* _What is expected_
Copy out every line that contains the word "gamma".

* _Provided data_
____

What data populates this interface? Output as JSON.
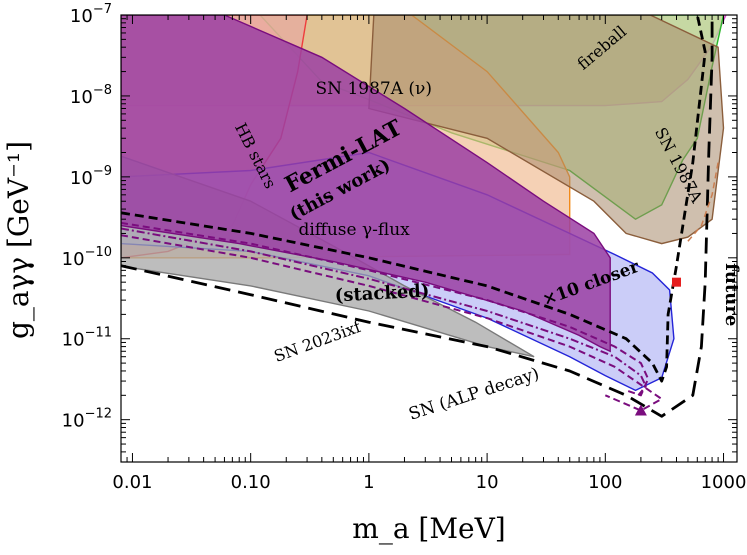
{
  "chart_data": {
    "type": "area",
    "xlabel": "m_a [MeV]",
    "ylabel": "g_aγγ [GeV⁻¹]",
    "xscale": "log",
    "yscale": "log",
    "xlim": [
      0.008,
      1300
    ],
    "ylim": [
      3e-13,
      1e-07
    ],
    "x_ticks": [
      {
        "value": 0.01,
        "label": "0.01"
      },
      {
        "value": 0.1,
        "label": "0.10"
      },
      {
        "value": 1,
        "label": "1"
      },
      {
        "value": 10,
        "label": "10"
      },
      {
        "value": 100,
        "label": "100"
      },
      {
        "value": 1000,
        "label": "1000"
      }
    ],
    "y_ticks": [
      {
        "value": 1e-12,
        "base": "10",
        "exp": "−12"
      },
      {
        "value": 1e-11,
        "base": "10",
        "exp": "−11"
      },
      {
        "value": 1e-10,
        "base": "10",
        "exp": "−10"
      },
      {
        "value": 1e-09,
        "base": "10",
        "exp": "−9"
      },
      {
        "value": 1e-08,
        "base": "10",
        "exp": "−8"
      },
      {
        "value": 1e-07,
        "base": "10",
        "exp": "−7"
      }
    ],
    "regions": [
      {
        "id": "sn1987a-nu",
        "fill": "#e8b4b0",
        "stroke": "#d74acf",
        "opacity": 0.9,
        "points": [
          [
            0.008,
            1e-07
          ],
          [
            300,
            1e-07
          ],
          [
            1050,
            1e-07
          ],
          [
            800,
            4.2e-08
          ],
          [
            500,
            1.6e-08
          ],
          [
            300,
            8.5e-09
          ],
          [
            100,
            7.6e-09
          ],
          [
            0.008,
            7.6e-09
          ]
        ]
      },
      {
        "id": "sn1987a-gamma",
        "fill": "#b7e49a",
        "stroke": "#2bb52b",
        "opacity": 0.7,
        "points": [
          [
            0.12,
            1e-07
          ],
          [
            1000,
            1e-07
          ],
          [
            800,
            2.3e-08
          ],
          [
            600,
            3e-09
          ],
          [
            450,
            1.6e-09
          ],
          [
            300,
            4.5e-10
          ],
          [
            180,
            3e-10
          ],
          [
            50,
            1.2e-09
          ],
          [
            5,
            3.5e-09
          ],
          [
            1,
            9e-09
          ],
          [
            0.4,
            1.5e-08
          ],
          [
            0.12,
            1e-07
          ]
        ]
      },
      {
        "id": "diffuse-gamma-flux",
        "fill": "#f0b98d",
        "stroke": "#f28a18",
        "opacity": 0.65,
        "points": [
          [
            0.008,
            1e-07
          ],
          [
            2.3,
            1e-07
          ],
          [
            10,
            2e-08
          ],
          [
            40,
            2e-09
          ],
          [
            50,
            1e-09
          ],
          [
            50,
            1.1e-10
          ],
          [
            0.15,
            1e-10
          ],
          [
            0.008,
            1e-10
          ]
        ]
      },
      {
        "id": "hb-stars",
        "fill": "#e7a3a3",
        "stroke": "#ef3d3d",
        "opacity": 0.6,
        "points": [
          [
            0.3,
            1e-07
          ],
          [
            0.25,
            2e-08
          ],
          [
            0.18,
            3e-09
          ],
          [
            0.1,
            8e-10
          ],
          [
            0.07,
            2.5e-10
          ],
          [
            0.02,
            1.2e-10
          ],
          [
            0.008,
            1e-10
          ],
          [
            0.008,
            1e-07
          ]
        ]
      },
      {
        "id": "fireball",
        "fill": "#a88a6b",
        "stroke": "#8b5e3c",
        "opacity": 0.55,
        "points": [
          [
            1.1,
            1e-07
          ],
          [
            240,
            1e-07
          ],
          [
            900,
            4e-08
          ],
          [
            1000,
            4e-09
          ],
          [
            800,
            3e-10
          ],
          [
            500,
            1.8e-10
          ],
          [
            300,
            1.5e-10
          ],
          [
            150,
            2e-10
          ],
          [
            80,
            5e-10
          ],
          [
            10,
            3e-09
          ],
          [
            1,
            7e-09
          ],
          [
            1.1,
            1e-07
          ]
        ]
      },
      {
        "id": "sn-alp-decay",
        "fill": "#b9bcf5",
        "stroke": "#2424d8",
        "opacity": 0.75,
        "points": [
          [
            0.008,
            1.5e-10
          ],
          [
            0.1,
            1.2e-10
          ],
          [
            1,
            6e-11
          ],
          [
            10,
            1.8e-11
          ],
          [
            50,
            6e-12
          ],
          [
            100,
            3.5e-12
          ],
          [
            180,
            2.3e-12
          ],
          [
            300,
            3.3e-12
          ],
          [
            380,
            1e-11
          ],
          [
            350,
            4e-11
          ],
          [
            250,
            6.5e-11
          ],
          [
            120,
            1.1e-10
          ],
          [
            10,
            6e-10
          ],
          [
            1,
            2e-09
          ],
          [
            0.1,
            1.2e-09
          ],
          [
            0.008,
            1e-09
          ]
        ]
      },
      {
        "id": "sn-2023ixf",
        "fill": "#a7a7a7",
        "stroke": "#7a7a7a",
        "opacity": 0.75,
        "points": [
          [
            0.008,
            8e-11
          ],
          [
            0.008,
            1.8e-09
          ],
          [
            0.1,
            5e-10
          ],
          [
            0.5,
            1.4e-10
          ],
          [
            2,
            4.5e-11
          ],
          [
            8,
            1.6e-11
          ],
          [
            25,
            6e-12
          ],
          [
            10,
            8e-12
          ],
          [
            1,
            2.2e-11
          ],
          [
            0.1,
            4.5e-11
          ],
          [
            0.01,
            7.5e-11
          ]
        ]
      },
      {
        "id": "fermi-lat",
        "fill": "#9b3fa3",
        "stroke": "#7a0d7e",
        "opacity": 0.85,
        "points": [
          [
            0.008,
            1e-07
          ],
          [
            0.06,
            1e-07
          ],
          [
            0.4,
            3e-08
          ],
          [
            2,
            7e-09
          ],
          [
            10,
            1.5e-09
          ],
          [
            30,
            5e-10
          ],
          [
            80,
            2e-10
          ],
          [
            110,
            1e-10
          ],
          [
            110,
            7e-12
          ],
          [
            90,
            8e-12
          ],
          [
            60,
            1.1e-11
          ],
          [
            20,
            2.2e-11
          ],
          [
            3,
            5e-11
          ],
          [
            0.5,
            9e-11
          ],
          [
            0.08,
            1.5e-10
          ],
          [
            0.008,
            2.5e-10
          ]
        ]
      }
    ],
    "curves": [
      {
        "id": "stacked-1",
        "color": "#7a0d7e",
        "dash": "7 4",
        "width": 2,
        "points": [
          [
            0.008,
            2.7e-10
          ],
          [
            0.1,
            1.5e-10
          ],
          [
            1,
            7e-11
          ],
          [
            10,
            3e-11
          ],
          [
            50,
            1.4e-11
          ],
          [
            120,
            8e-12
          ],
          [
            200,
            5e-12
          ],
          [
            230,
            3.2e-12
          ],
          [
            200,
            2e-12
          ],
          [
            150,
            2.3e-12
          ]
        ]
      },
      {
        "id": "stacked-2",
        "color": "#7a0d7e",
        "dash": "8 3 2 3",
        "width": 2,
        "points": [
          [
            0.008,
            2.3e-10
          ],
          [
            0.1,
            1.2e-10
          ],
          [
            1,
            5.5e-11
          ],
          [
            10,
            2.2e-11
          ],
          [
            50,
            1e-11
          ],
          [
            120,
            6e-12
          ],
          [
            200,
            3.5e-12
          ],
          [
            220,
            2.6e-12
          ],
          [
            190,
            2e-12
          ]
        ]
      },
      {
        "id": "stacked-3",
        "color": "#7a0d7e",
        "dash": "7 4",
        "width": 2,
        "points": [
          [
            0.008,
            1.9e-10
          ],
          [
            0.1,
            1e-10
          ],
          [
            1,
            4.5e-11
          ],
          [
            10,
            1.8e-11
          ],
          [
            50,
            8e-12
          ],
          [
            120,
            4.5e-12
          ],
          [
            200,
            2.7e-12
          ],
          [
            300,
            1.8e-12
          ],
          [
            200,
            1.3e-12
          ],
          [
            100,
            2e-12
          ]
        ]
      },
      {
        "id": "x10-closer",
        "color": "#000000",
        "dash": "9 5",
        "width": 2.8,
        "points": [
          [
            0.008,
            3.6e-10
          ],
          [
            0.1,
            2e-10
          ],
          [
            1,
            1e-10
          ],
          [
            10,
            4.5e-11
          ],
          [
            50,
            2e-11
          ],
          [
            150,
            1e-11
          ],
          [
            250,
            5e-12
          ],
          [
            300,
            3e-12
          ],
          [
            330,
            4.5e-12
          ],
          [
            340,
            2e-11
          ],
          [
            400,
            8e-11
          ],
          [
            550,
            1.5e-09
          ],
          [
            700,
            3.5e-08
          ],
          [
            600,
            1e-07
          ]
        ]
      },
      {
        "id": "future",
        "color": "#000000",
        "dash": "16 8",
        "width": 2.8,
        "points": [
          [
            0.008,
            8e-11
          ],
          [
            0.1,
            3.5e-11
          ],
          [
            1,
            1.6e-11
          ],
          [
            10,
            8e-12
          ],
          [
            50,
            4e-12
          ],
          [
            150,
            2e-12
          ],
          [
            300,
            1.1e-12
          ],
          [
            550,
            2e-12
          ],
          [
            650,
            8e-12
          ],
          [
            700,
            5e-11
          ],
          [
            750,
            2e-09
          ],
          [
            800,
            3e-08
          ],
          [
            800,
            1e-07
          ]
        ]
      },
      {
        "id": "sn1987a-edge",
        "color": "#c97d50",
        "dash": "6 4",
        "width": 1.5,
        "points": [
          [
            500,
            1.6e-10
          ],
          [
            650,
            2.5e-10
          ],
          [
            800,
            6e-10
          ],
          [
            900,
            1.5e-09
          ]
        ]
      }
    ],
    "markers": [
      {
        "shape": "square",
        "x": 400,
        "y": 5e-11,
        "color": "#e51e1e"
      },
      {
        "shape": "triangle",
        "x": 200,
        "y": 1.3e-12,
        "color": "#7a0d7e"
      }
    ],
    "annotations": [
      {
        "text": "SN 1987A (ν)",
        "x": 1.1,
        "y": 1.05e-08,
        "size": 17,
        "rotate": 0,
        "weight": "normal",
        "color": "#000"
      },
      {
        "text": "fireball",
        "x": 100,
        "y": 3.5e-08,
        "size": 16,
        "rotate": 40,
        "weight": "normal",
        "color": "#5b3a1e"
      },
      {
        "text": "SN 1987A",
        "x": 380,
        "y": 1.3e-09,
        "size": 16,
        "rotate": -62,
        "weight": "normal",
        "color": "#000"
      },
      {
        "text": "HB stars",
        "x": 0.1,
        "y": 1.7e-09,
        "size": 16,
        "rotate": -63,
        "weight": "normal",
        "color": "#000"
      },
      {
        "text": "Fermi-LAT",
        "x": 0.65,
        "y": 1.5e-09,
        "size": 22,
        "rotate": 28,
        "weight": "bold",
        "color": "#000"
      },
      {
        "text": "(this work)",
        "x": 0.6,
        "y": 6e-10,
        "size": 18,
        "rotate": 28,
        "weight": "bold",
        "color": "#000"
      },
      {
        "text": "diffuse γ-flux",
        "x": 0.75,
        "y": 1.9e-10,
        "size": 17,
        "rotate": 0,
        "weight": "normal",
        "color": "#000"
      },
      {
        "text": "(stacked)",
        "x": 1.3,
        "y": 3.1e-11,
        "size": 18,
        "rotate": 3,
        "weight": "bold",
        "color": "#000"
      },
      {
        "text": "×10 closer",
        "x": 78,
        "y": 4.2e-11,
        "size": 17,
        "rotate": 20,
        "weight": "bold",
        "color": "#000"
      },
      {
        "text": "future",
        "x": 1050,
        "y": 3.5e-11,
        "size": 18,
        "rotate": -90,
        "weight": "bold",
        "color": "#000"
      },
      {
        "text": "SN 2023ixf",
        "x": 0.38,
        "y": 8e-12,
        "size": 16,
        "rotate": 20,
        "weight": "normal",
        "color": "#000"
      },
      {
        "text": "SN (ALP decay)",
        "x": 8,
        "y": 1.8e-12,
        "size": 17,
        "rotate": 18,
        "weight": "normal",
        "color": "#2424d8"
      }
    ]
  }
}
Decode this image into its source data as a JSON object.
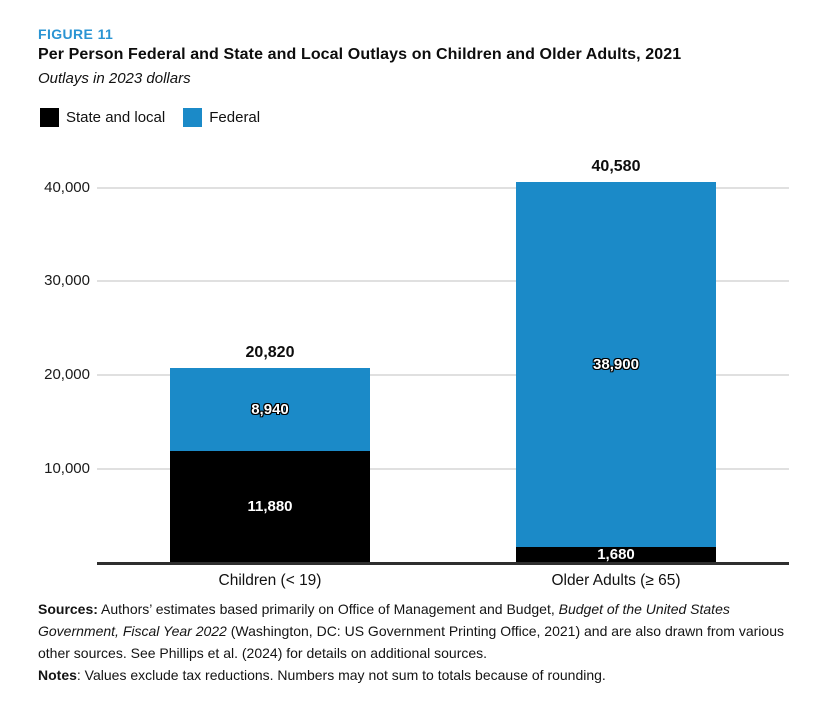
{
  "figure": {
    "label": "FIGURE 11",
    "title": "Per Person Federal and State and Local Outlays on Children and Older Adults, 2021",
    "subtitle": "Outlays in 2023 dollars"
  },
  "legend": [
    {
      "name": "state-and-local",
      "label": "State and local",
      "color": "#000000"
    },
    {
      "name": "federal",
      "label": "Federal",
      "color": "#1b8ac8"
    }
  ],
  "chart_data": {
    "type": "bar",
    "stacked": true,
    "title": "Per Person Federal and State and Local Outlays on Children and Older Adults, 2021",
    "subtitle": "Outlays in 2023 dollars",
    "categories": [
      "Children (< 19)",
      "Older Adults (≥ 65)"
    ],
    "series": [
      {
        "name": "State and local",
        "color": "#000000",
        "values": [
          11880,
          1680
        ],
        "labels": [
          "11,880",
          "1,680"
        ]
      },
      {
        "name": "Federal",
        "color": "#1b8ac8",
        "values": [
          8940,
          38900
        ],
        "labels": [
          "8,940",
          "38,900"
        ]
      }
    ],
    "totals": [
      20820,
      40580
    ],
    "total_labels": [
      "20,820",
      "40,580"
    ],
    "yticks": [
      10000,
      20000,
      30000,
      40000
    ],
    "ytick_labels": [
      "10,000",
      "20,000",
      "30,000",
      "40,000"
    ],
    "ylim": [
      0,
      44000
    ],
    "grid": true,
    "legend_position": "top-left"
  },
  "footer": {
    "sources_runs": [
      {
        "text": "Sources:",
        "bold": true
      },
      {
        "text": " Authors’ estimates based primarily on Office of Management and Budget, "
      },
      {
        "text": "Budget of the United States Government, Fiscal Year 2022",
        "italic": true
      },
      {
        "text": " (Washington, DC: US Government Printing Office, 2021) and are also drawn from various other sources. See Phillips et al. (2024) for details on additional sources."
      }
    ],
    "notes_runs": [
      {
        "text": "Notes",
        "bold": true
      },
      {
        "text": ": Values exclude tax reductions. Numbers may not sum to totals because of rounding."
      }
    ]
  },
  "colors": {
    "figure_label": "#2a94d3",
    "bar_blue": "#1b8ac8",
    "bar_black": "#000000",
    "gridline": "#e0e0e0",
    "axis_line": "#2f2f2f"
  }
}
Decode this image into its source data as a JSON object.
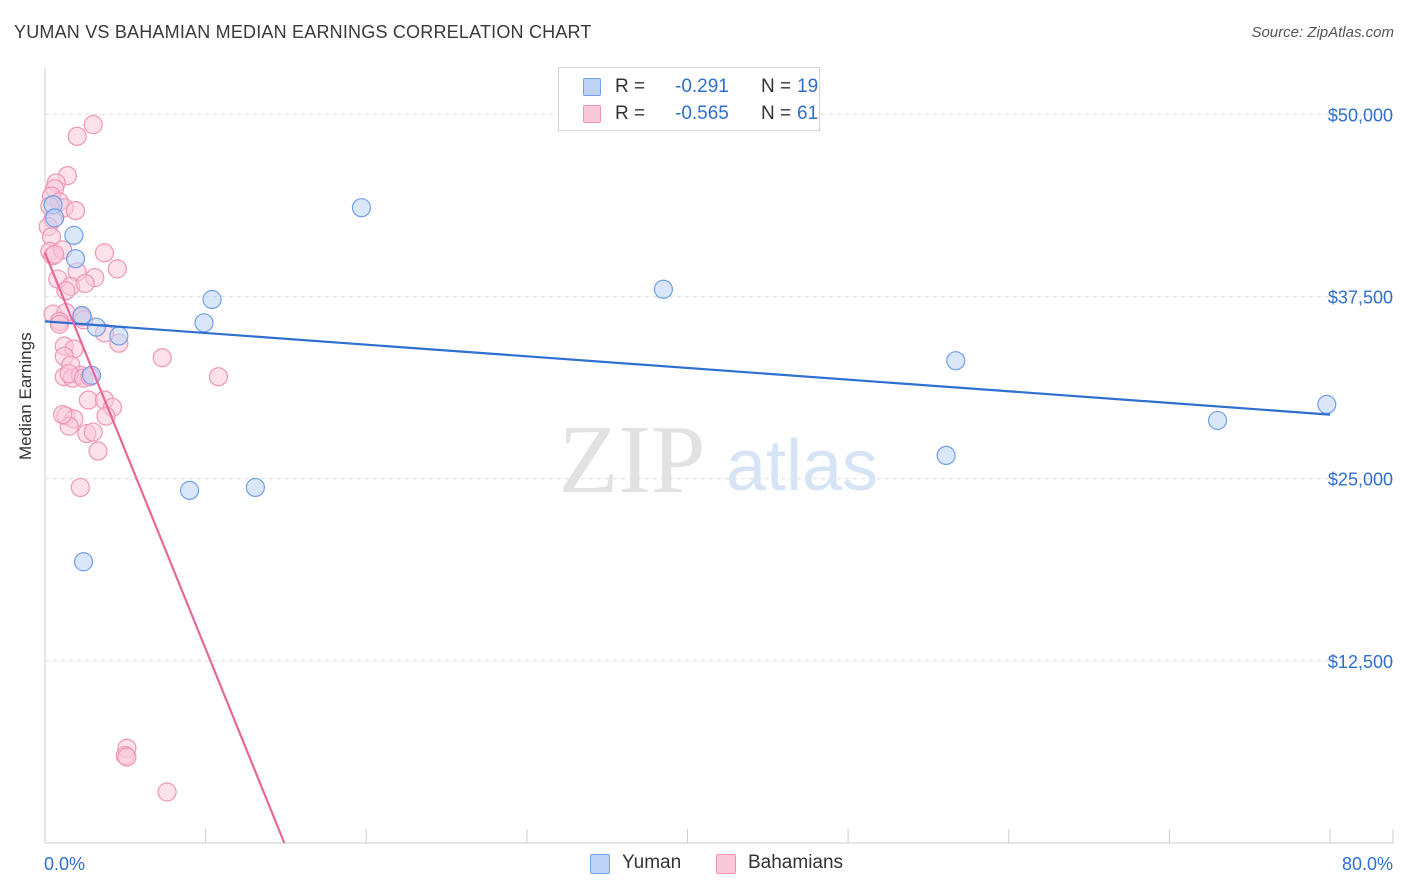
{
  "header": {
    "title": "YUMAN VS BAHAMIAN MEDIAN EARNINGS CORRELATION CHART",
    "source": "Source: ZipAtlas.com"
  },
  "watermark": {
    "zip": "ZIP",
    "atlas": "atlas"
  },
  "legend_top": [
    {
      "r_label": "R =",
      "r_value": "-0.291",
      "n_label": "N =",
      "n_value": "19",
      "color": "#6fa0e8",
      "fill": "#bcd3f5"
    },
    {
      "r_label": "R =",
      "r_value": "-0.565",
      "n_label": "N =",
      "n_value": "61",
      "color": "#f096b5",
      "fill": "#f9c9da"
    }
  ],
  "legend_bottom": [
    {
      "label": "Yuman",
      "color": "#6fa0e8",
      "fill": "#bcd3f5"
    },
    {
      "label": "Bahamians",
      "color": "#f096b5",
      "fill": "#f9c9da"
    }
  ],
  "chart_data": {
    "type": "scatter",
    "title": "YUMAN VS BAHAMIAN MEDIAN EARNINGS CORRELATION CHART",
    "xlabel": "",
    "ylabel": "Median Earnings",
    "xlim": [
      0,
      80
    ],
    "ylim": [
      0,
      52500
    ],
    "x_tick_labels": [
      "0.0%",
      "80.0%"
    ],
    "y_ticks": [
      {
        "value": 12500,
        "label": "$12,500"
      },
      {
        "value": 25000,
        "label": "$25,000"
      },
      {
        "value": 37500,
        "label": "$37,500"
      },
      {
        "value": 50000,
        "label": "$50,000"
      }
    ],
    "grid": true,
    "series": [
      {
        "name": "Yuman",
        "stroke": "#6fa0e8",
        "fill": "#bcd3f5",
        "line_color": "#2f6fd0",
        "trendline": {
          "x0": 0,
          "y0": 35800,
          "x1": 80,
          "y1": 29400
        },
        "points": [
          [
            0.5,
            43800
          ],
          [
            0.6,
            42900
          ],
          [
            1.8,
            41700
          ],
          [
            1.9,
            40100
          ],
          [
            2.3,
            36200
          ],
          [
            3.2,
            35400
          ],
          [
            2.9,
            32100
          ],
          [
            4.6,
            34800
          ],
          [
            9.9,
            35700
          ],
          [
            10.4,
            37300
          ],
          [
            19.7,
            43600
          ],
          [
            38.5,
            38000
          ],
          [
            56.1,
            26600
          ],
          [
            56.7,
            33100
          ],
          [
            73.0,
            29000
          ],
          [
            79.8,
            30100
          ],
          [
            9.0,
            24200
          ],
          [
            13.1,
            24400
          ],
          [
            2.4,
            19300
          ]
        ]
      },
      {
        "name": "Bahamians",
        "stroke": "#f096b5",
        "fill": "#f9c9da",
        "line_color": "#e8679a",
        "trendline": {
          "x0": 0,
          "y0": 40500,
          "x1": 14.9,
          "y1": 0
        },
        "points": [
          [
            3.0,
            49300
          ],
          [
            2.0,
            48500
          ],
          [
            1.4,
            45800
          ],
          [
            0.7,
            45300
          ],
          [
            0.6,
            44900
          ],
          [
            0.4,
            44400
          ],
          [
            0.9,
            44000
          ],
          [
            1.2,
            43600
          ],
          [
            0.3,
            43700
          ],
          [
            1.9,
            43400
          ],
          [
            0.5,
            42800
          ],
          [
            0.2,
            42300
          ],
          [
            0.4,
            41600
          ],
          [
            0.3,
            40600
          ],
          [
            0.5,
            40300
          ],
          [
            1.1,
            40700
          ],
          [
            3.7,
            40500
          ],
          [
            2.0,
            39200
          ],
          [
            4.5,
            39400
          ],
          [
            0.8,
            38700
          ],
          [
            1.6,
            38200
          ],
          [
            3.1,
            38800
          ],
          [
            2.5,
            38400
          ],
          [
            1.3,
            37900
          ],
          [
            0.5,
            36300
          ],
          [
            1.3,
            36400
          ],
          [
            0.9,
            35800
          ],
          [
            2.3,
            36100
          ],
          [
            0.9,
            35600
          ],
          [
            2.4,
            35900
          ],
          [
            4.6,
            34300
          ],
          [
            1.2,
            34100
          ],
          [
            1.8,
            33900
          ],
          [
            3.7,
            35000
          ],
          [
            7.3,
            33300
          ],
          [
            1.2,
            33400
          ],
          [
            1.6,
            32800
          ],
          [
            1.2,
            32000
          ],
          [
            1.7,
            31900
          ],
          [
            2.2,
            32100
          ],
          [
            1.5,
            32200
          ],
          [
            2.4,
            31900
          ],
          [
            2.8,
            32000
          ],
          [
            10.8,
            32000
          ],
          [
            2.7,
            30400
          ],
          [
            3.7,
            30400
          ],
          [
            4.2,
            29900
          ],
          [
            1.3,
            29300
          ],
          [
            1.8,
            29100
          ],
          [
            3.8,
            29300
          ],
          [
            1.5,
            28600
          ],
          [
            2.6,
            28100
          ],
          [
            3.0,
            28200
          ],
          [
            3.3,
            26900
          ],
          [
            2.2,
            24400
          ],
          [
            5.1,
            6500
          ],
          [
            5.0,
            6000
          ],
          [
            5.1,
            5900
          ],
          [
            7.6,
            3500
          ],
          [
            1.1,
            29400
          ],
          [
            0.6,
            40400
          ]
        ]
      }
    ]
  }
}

____

* _Right answer_
        "id": "sn1987a-gamma",
        "id": "diffuse-gamma-flux",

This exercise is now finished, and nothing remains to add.